**BRIEF:**
Records follow. Select each line holding "olsztyńskiego".

━━ RAW RECORDS

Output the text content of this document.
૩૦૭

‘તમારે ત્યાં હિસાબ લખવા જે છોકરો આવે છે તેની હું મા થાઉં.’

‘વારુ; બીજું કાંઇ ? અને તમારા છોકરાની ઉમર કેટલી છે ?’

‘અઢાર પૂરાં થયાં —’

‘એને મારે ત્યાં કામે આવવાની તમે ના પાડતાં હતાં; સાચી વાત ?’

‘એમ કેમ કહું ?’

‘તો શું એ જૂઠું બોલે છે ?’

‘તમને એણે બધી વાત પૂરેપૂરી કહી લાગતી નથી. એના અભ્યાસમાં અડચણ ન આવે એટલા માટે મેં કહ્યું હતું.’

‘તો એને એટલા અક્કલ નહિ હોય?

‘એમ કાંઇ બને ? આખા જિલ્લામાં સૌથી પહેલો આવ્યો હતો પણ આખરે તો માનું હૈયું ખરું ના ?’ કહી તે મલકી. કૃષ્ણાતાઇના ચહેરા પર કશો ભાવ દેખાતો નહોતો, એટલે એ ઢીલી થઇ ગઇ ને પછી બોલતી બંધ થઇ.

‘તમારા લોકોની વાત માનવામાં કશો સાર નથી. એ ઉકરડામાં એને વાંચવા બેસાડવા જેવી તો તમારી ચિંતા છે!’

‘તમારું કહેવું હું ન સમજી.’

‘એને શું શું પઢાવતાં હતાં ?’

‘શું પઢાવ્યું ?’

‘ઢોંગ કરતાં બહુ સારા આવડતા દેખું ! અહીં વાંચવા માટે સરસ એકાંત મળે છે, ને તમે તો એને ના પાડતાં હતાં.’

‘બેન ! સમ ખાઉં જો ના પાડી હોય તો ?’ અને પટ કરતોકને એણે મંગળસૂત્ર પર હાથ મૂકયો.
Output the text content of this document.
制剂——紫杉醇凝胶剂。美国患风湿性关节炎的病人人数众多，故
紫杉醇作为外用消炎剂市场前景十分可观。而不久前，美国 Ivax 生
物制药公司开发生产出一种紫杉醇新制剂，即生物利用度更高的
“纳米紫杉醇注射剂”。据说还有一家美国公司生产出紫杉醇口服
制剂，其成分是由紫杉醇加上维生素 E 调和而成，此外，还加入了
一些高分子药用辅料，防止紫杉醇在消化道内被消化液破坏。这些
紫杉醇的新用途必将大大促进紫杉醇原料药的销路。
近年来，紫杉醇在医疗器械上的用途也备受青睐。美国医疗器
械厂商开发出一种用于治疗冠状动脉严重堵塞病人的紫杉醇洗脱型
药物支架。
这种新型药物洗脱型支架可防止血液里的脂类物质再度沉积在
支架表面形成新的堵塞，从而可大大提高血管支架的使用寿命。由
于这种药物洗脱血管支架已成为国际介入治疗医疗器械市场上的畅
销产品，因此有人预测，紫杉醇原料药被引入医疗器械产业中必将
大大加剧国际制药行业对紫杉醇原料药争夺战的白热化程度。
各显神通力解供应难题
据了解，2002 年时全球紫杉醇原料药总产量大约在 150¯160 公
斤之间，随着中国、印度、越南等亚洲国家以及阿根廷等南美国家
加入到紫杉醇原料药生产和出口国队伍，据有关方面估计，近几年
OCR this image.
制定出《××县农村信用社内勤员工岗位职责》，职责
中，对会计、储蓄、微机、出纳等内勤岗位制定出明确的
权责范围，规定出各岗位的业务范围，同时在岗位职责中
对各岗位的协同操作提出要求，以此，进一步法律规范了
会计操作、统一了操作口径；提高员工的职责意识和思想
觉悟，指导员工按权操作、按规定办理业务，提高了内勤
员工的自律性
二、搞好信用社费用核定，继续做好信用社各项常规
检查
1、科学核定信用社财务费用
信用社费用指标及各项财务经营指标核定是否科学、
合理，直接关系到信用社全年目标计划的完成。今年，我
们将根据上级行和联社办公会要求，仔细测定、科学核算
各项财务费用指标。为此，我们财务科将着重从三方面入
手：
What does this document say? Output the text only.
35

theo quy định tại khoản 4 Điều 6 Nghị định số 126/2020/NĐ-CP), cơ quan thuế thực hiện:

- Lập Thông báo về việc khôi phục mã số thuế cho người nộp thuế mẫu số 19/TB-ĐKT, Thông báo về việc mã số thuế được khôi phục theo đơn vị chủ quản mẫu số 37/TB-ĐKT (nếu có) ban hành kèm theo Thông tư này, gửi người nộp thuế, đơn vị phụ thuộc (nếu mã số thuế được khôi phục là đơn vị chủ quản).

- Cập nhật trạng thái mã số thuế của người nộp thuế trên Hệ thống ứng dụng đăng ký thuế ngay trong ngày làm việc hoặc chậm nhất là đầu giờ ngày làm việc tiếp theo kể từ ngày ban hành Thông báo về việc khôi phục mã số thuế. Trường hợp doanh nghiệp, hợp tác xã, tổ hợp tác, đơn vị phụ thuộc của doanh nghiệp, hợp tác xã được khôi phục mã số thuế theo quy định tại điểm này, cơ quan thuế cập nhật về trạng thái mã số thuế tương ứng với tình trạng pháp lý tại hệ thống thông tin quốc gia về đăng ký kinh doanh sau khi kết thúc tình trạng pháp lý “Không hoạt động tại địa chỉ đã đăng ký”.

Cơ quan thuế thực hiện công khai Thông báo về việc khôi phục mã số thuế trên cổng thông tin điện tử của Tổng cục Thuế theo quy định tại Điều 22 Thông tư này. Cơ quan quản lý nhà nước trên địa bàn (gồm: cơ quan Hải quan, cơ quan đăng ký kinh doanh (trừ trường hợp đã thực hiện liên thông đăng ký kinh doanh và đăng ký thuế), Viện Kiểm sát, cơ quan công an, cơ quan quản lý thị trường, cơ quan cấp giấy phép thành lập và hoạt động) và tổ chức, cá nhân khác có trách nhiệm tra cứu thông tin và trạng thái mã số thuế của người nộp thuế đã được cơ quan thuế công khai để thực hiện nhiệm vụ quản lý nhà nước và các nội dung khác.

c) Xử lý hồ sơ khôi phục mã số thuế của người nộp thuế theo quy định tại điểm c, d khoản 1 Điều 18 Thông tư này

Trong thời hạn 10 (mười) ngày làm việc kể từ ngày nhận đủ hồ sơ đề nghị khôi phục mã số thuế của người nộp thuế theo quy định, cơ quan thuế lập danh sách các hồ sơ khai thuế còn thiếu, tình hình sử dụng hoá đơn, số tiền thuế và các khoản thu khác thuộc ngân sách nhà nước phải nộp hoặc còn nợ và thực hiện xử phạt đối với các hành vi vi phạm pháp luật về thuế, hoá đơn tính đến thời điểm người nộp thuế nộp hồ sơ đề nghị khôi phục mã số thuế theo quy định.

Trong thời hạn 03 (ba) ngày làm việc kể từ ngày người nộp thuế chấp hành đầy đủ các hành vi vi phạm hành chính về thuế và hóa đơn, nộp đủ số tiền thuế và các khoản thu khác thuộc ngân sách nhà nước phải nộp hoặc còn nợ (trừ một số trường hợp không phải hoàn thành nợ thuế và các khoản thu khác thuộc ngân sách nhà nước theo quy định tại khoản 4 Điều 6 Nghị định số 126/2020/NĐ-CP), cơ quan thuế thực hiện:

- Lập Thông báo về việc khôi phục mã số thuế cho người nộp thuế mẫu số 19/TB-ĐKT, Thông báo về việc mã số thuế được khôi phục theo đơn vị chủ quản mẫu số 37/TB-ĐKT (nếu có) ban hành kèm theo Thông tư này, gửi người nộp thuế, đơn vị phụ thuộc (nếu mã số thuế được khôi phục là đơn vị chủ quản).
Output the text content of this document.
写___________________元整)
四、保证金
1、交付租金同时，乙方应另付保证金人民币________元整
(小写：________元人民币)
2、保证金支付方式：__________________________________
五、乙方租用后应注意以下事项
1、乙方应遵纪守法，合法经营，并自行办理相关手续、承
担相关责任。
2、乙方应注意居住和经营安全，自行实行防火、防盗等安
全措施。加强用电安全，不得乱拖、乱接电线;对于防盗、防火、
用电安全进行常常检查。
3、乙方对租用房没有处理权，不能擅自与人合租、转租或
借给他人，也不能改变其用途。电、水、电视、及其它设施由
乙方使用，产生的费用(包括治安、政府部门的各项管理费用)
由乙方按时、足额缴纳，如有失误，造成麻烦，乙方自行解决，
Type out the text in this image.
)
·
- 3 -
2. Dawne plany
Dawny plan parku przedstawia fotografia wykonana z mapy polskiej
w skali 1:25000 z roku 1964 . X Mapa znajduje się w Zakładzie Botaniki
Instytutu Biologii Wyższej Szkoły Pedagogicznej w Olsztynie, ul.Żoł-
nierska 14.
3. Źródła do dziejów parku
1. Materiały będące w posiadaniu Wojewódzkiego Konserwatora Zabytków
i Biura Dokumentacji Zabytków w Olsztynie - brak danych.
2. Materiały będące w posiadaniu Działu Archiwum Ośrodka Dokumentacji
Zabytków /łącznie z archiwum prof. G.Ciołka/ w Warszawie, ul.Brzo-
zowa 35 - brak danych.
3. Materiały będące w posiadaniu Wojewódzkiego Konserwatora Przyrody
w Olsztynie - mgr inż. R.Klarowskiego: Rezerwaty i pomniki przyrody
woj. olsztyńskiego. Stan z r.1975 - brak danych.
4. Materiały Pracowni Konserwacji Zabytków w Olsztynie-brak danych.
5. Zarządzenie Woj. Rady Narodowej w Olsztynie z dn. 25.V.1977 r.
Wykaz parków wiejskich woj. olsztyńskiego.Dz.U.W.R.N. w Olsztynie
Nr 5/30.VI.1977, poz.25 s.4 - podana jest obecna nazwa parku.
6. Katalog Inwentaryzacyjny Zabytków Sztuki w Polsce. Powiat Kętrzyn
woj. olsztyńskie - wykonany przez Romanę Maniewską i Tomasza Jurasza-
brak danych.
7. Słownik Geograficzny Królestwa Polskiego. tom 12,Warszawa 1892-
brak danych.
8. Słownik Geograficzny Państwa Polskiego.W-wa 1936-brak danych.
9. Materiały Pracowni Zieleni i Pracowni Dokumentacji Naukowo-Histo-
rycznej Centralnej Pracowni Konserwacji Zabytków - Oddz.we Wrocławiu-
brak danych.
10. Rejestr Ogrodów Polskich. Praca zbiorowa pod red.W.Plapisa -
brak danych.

━━━━

**OUTPUT:**
woj. olsztyńskiego. Stan z r.1975 - brak danych.
Wykaz parków wiejskich woj. olsztyńskiego.Dz.U.W.R.N. w Olsztynie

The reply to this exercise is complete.